**Yönerge**
Aşağıdaki öğelerin başından "k2-coil-label: -K2 [499, 572, 516, 584]" ifadesini içeren satıra kadar, her iki uç dahil, satırları lütfen boş satırları atlayarak numaralı bir liste olarak ifade edin.

[Mekânsal yerleşim öğeleri]
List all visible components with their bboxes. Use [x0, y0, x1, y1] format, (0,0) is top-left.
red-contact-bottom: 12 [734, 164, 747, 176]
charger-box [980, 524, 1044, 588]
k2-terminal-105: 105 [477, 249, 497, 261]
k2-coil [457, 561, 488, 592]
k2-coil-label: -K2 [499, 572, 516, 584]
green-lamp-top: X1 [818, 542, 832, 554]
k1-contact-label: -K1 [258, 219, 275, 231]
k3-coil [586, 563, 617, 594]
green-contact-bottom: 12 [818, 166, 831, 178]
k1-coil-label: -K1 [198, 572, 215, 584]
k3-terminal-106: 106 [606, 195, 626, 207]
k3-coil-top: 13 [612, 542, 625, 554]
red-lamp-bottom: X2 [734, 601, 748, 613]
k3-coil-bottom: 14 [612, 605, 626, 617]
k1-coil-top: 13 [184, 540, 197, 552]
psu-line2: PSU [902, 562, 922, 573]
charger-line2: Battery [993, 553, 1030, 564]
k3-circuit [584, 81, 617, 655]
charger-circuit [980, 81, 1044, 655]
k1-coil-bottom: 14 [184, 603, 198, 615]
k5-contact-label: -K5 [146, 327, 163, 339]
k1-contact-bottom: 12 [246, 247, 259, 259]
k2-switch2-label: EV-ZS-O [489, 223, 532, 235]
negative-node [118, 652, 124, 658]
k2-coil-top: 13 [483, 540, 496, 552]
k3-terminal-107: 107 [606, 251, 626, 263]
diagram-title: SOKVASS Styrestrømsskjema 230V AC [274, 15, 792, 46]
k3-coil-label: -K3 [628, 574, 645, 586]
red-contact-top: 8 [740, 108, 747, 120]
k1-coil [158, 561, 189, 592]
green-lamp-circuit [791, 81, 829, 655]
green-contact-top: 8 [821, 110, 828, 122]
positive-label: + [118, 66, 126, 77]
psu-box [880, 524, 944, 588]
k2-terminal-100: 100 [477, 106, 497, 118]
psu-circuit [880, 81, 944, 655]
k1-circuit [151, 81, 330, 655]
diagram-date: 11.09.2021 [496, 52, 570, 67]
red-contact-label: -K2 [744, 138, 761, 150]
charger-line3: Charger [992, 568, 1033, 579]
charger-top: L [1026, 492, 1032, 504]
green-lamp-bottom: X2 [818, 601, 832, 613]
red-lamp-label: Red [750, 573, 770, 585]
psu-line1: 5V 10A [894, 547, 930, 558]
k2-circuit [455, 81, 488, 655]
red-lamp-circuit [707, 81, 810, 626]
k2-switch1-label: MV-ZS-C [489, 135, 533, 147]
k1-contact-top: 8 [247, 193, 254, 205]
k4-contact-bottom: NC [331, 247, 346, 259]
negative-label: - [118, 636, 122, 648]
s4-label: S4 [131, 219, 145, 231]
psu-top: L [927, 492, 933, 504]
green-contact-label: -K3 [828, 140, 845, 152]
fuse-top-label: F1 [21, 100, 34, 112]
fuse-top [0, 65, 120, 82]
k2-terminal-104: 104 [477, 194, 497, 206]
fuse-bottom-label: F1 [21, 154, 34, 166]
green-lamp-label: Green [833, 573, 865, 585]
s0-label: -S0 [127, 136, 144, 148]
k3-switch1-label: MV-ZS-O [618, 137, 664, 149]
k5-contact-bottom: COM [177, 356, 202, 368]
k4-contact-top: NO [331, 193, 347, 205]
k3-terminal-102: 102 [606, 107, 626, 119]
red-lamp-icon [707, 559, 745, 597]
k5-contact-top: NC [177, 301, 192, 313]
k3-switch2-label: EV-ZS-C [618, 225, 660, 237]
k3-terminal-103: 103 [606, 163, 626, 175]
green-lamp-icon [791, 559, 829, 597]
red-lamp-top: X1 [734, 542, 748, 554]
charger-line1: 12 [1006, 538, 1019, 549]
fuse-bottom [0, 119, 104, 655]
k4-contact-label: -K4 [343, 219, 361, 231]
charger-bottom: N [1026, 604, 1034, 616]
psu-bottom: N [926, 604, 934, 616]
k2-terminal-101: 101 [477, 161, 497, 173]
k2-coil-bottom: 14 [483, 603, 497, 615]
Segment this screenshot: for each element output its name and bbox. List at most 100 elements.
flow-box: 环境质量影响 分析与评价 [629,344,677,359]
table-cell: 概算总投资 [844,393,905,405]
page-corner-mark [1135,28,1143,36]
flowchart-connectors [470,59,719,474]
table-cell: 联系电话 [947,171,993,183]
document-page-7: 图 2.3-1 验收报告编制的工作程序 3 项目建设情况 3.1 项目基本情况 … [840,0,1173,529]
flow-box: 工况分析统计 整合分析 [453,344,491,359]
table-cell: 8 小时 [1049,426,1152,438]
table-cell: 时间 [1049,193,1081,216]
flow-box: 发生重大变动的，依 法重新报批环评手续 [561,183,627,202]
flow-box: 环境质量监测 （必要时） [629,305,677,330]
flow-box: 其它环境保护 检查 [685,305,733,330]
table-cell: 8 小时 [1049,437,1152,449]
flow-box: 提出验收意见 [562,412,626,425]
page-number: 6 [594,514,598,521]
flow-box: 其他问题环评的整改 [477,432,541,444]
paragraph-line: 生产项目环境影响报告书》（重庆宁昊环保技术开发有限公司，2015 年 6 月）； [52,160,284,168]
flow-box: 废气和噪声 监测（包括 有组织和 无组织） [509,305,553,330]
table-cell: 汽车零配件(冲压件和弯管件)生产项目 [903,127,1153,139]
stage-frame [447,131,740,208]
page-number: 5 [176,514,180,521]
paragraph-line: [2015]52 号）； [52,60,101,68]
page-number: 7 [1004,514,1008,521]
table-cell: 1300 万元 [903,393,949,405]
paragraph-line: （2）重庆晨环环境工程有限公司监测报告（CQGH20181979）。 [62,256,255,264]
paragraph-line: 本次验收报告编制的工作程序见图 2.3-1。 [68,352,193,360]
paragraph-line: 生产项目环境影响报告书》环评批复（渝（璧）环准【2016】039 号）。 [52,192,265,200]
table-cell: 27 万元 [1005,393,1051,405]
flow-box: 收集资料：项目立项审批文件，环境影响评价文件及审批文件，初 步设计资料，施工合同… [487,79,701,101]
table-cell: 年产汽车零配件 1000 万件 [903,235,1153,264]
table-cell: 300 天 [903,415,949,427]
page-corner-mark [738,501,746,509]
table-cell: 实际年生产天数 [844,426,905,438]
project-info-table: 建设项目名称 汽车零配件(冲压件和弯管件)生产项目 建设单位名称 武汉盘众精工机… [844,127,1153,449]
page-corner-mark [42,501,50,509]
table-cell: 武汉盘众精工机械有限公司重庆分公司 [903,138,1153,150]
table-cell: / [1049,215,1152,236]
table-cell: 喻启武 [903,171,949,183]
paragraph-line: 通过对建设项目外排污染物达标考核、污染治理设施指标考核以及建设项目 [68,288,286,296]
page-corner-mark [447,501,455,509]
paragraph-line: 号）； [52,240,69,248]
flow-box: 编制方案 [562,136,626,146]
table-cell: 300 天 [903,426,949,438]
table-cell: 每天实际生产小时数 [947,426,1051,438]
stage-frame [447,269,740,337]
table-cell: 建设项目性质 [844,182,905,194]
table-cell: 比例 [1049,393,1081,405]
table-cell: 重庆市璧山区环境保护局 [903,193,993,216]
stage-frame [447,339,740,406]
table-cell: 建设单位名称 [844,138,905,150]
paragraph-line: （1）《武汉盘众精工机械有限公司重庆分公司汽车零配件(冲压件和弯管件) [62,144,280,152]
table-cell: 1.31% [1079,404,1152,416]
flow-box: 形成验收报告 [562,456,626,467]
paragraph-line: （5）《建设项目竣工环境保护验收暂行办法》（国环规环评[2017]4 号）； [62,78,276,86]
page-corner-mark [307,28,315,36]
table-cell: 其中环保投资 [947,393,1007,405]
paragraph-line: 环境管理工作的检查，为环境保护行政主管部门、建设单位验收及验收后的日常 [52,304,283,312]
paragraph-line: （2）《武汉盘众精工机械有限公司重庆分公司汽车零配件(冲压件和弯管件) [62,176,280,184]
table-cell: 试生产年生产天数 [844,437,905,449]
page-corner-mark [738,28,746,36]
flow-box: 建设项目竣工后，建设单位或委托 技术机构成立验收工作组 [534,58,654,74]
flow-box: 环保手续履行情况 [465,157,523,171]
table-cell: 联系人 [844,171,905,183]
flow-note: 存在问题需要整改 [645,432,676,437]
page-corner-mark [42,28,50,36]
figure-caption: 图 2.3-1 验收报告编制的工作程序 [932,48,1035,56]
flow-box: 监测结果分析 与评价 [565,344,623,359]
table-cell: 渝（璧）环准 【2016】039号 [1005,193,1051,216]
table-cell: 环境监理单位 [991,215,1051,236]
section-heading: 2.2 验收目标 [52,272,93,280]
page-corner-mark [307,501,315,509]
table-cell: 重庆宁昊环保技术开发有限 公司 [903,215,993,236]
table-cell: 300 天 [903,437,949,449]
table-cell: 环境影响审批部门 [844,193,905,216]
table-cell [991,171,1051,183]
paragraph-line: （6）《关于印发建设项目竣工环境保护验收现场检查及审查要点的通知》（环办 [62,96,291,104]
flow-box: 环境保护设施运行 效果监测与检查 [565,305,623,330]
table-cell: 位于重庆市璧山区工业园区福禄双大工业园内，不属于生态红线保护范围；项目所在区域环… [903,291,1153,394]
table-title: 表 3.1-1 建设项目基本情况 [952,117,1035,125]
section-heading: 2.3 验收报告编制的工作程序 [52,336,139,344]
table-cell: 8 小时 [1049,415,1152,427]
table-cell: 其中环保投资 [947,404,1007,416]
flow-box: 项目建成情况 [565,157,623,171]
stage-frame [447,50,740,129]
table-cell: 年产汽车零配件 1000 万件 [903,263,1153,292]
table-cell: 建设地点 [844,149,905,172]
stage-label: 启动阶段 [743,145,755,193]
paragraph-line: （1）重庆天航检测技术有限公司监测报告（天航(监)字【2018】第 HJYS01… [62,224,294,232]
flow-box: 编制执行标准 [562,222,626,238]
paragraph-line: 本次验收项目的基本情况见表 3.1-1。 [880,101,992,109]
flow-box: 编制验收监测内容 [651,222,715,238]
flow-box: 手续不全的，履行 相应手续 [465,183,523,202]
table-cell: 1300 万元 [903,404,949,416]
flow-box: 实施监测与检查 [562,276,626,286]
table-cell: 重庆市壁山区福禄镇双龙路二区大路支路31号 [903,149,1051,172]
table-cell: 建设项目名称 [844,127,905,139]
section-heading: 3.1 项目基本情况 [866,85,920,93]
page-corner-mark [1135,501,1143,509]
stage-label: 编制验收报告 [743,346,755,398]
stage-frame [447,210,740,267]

**Görev çıktısı**
1. List all visible components with their bboxes. Use [x0, y0, x1, y1] format, (0,0) is top-left.
2. red-contact-bottom: 12 [734, 164, 747, 176]
3. charger-box [980, 524, 1044, 588]
4. k2-terminal-105: 105 [477, 249, 497, 261]
5. k2-coil [457, 561, 488, 592]
6. k2-coil-label: -K2 [499, 572, 516, 584]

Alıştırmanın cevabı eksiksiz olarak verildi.